Reproduce every entry below precisely. Pictures are excluded from the copy.

╭──

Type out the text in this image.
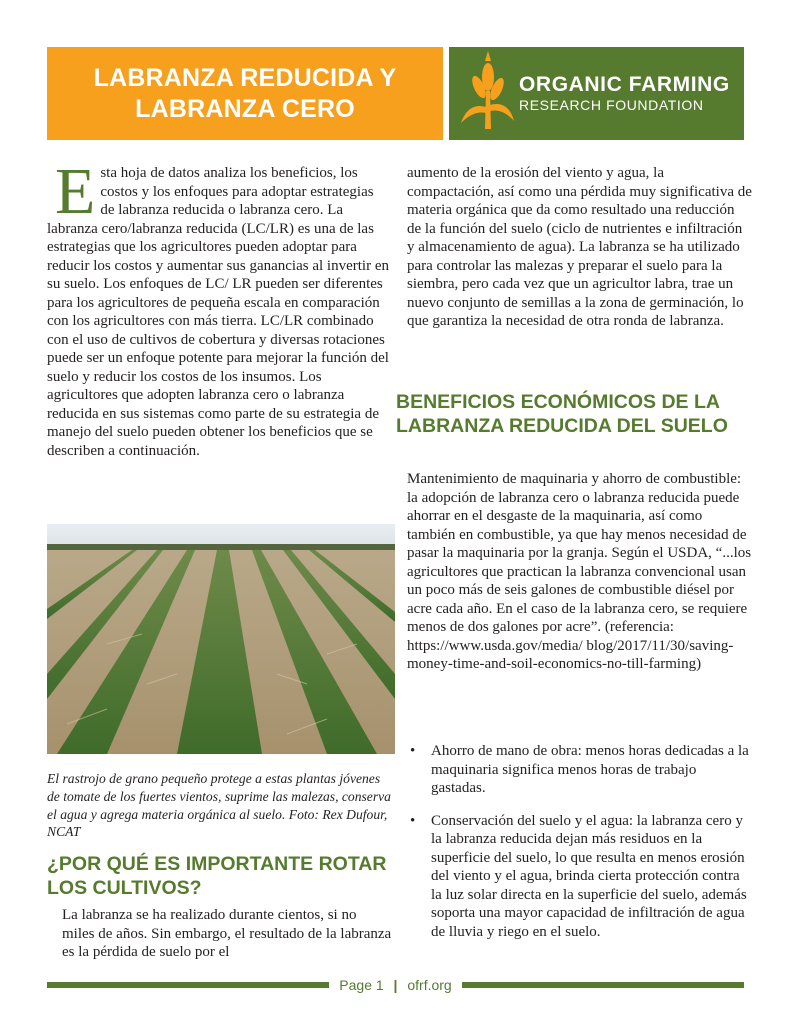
LABRANZA REDUCIDA Y
LABRANZA CERO
ORGANIC FARMING
RESEARCH FOUNDATION
E sta hoja de datos analiza los beneficios, los costos y los enfoques para adoptar estrategias de labranza reducida o labranza cero. La labranza cero/labranza reducida (LC/LR) es una de las estrategias que los agricultores pueden adoptar para reducir los costos y aumentar sus ganancias al invertir en su suelo. Los enfoques de LC/ LR pueden ser diferentes para los agricultores de pequeña escala en comparación con los agricultores con más tierra. LC/LR combinado con el uso de cultivos de cobertura y diversas rotaciones puede ser un enfoque potente para mejorar la función del suelo y reducir los costos de los insumos. Los agricultores que adopten labranza cero o labranza reducida en sus sistemas como parte de su estrategia de manejo del suelo pueden obtener los beneficios que se describen a continuación.
El rastrojo de grano pequeño protege a estas plantas jóvenes de tomate de los fuertes vientos, suprime las malezas, conserva el agua y agrega materia orgánica al suelo. Foto: Rex Dufour, NCAT
¿POR QUÉ ES IMPORTANTE ROTAR LOS CULTIVOS?
La labranza se ha realizado durante cientos, si no miles de años. Sin embargo, el resultado de la labranza es la pérdida de suelo por el
aumento de la erosión del viento y agua, la compactación, así como una pérdida muy significativa de materia orgánica que da como resultado una reducción de la función del suelo (ciclo de nutrientes e infiltración y almacenamiento de agua). La labranza se ha utilizado para controlar las malezas y preparar el suelo para la siembra, pero cada vez que un agricultor labra, trae un nuevo conjunto de semillas a la zona de germinación, lo que garantiza la necesidad de otra ronda de labranza.
BENEFICIOS ECONÓMICOS DE LA LABRANZA REDUCIDA DEL SUELO
Mantenimiento de maquinaria y ahorro de combustible: la adopción de labranza cero o labranza reducida puede ahorrar en el desgaste de la maquinaria, así como también en combustible, ya que hay menos necesidad de pasar la maquinaria por la granja. Según el USDA, “...los agricultores que practican la labranza convencional usan un poco más de seis galones de combustible diésel por acre cada año. En el caso de la labranza cero, se requiere menos de dos galones por acre”. (referencia: https://www.usda.gov/media/ blog/2017/11/30/saving-money-time-and-soil-economics-no-till-farming)
• Ahorro de mano de obra: menos horas dedicadas a la maquinaria significa menos horas de trabajo gastadas.
• Conservación del suelo y el agua: la labranza cero y la labranza reducida dejan más residuos en la superficie del suelo, lo que resulta en menos erosión del viento y el agua, brinda cierta protección contra la luz solar directa en la superficie del suelo, además soporta una mayor capacidad de infiltración de agua de lluvia y riego en el suelo.
Page 1 | ofrf.org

╰──

» **THE ANSWER**
Type out the text in this image.
LABRANZA REDUCIDA Y
LABRANZA CERO
ORGANIC FARMING
RESEARCH FOUNDATION
E sta hoja de datos analiza los beneficios, los costos y los enfoques para adoptar estrategias de labranza reducida o labranza cero. La labranza cero/labranza reducida (LC/LR) es una de las estrategias que los agricultores pueden adoptar para reducir los costos y aumentar sus ganancias al invertir en su suelo. Los enfoques de LC/ LR pueden ser diferentes para los agricultores de pequeña escala en comparación con los agricultores con más tierra. LC/LR combinado con el uso de cultivos de cobertura y diversas rotaciones puede ser un enfoque potente para mejorar la función del suelo y reducir los costos de los insumos. Los agricultores que adopten labranza cero o labranza reducida en sus sistemas como parte de su estrategia de manejo del suelo pueden obtener los beneficios que se describen a continuación.
El rastrojo de grano pequeño protege a estas plantas jóvenes de tomate de los fuertes vientos, suprime las malezas, conserva el agua y agrega materia orgánica al suelo. Foto: Rex Dufour, NCAT
¿POR QUÉ ES IMPORTANTE ROTAR LOS CULTIVOS?
La labranza se ha realizado durante cientos, si no miles de años. Sin embargo, el resultado de la labranza es la pérdida de suelo por el
aumento de la erosión del viento y agua, la compactación, así como una pérdida muy significativa de materia orgánica que da como resultado una reducción de la función del suelo (ciclo de nutrientes e infiltración y almacenamiento de agua). La labranza se ha utilizado para controlar las malezas y preparar el suelo para la siembra, pero cada vez que un agricultor labra, trae un nuevo conjunto de semillas a la zona de germinación, lo que garantiza la necesidad de otra ronda de labranza.
BENEFICIOS ECONÓMICOS DE LA LABRANZA REDUCIDA DEL SUELO
Mantenimiento de maquinaria y ahorro de combustible: la adopción de labranza cero o labranza reducida puede ahorrar en el desgaste de la maquinaria, así como también en combustible, ya que hay menos necesidad de pasar la maquinaria por la granja. Según el USDA, “...los agricultores que practican la labranza convencional usan un poco más de seis galones de combustible diésel por acre cada año. En el caso de la labranza cero, se requiere menos de dos galones por acre”. (referencia: https://www.usda.gov/media/ blog/2017/11/30/saving-money-time-and-soil-economics-no-till-farming)
• Ahorro de mano de obra: menos horas dedicadas a la maquinaria significa menos horas de trabajo gastadas.
• Conservación del suelo y el agua: la labranza cero y la labranza reducida dejan más residuos en la superficie del suelo, lo que resulta en menos erosión del viento y el agua, brinda cierta protección contra la luz solar directa en la superficie del suelo, además soporta una mayor capacidad de infiltración de agua de lluvia y riego en el suelo.
Page 1 | ofrf.org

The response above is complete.